What needs to be done
Locate each line in the records containing "xmin". Copy it.

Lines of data
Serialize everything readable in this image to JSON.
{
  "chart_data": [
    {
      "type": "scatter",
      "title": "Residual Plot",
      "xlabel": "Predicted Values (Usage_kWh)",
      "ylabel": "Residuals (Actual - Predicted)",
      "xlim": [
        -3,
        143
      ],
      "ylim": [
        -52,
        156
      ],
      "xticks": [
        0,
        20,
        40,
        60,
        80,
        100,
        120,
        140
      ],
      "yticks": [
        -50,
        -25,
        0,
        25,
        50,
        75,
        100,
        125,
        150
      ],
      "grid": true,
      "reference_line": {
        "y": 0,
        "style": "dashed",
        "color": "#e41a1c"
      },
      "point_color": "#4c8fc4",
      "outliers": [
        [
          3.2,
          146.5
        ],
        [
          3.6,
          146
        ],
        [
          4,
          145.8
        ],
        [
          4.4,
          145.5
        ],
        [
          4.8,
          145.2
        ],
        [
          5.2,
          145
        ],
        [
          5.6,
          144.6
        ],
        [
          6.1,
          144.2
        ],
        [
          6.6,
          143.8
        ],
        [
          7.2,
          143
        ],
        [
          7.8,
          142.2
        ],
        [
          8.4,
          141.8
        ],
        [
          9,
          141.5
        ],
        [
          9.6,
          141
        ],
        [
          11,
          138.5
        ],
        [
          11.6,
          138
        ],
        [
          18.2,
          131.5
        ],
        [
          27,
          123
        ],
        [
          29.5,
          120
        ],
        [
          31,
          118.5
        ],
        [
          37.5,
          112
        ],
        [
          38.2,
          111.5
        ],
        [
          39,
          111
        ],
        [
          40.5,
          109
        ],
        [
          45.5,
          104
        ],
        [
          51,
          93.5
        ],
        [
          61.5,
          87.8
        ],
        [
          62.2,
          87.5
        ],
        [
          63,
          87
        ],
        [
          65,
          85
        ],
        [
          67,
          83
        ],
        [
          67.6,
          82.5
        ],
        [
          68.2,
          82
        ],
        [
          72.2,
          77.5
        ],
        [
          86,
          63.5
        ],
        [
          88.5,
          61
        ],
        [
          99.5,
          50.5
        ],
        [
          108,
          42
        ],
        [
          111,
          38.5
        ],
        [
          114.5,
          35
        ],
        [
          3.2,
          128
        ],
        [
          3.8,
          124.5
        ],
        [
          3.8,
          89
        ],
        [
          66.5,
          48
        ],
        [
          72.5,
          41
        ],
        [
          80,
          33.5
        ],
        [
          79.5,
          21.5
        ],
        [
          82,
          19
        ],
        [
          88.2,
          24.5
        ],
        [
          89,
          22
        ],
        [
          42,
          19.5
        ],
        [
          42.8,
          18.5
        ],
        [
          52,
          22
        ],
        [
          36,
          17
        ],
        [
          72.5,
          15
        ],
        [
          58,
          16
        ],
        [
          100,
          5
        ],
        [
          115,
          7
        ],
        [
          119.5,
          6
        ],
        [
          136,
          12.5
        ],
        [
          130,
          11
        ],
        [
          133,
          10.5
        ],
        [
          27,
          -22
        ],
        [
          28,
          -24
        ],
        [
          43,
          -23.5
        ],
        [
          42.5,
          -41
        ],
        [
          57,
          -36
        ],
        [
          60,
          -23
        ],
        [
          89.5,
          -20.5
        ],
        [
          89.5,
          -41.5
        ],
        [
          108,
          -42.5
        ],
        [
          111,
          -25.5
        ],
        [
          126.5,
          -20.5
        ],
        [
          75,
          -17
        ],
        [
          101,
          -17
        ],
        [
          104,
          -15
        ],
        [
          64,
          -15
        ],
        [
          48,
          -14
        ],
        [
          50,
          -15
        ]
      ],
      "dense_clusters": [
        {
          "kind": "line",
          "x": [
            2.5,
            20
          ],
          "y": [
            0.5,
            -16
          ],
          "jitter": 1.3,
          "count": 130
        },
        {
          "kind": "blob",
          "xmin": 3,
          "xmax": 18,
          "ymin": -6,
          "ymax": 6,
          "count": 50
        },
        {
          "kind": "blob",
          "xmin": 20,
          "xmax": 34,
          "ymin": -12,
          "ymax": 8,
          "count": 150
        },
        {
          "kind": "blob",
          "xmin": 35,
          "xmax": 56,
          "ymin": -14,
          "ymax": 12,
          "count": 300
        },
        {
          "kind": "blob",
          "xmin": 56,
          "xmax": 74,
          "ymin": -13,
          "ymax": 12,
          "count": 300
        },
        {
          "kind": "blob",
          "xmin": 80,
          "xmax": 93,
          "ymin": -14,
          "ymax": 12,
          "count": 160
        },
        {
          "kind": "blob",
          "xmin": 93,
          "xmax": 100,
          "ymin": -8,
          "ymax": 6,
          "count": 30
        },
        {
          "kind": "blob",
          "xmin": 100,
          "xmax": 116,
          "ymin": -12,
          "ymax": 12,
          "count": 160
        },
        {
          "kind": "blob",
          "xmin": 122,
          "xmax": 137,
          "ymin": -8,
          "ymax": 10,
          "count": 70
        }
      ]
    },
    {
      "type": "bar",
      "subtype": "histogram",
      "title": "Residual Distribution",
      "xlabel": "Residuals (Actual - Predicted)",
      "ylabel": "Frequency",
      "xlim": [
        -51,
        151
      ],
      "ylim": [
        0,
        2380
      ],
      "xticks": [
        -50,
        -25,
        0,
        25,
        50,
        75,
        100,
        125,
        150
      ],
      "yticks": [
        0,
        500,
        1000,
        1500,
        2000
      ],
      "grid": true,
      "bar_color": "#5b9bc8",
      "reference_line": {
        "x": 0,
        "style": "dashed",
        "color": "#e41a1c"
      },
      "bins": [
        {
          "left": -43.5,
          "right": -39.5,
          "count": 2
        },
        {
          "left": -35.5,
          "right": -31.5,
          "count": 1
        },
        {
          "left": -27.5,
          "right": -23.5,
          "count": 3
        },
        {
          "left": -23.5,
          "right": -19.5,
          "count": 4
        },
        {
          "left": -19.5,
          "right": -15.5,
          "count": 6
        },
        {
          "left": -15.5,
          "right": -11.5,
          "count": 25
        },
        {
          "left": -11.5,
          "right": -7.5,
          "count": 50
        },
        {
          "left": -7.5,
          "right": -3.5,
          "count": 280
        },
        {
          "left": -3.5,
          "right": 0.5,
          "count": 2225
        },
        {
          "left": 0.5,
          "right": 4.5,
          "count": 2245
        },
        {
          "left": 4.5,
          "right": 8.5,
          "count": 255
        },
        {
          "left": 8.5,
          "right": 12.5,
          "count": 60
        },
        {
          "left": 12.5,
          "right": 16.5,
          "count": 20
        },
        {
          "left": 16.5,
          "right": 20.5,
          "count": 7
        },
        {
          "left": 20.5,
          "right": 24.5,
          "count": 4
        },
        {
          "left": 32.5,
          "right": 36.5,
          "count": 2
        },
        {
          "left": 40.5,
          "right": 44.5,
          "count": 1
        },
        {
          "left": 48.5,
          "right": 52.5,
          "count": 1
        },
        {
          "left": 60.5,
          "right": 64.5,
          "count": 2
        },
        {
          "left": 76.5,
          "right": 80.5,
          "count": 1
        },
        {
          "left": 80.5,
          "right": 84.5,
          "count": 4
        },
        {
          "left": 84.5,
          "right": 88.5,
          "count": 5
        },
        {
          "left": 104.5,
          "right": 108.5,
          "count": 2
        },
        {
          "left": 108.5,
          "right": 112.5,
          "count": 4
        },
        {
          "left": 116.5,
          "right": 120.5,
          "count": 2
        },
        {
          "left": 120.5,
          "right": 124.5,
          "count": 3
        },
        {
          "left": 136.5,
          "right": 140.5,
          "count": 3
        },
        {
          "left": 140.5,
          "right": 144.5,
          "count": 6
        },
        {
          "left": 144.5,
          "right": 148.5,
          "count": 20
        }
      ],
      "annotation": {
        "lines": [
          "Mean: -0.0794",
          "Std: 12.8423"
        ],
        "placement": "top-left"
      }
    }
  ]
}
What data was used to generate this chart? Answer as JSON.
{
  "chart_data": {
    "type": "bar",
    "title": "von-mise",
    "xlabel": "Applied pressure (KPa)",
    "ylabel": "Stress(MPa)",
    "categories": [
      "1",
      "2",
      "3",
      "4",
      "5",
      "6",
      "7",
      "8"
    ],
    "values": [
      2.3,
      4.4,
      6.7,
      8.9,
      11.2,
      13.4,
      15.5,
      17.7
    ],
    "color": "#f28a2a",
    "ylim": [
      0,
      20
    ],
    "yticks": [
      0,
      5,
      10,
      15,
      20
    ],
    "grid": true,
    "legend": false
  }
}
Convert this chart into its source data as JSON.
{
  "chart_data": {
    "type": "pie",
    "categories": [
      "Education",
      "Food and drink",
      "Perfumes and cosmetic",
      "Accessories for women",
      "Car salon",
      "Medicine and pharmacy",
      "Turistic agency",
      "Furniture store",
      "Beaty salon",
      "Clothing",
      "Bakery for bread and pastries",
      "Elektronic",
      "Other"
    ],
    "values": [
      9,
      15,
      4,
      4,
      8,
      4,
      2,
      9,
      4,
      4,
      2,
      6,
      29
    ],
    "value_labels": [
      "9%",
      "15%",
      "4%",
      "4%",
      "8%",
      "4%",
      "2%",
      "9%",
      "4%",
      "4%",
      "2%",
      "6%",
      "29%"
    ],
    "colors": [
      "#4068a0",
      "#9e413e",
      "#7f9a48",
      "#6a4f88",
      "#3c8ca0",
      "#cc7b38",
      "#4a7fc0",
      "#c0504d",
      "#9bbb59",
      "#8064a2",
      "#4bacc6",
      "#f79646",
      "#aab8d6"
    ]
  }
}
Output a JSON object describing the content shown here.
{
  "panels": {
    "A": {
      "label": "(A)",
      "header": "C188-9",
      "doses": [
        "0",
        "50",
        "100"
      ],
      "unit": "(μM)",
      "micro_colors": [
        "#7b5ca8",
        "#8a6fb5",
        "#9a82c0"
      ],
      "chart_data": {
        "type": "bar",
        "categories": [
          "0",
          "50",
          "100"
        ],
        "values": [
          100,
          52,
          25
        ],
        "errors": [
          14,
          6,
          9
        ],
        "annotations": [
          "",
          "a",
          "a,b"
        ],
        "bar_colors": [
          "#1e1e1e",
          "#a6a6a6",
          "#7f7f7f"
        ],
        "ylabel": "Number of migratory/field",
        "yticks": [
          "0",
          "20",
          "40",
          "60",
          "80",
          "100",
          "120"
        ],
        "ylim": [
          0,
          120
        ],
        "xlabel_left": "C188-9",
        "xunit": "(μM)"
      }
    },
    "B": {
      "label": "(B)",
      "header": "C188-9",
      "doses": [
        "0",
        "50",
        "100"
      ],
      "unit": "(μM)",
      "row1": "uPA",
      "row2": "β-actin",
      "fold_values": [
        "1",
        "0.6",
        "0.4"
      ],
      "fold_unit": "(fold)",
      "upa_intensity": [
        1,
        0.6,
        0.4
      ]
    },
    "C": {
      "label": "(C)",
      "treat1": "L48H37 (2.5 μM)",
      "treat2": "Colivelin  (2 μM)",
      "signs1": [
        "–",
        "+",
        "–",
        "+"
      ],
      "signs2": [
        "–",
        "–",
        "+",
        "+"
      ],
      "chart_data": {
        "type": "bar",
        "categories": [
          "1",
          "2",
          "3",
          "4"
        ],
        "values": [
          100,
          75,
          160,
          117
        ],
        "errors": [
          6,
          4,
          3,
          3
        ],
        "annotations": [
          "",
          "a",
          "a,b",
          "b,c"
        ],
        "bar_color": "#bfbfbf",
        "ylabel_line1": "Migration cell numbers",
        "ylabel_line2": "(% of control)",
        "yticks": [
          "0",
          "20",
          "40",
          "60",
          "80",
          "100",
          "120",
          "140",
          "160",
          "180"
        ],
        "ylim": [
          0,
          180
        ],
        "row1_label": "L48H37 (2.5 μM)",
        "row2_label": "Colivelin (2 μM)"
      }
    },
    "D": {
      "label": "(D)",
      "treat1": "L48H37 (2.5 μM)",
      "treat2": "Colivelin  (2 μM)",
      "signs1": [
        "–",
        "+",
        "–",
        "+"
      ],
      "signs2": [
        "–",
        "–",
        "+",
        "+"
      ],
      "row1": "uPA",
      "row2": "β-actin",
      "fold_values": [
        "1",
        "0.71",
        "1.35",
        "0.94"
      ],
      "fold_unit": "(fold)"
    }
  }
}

Correct result
          "xmin": 3,
          "xmin": 20,
          "xmin": 35,
          "xmin": 56,
          "xmin": 80,
          "xmin": 93,
          "xmin": 100,
          "xmin": 122,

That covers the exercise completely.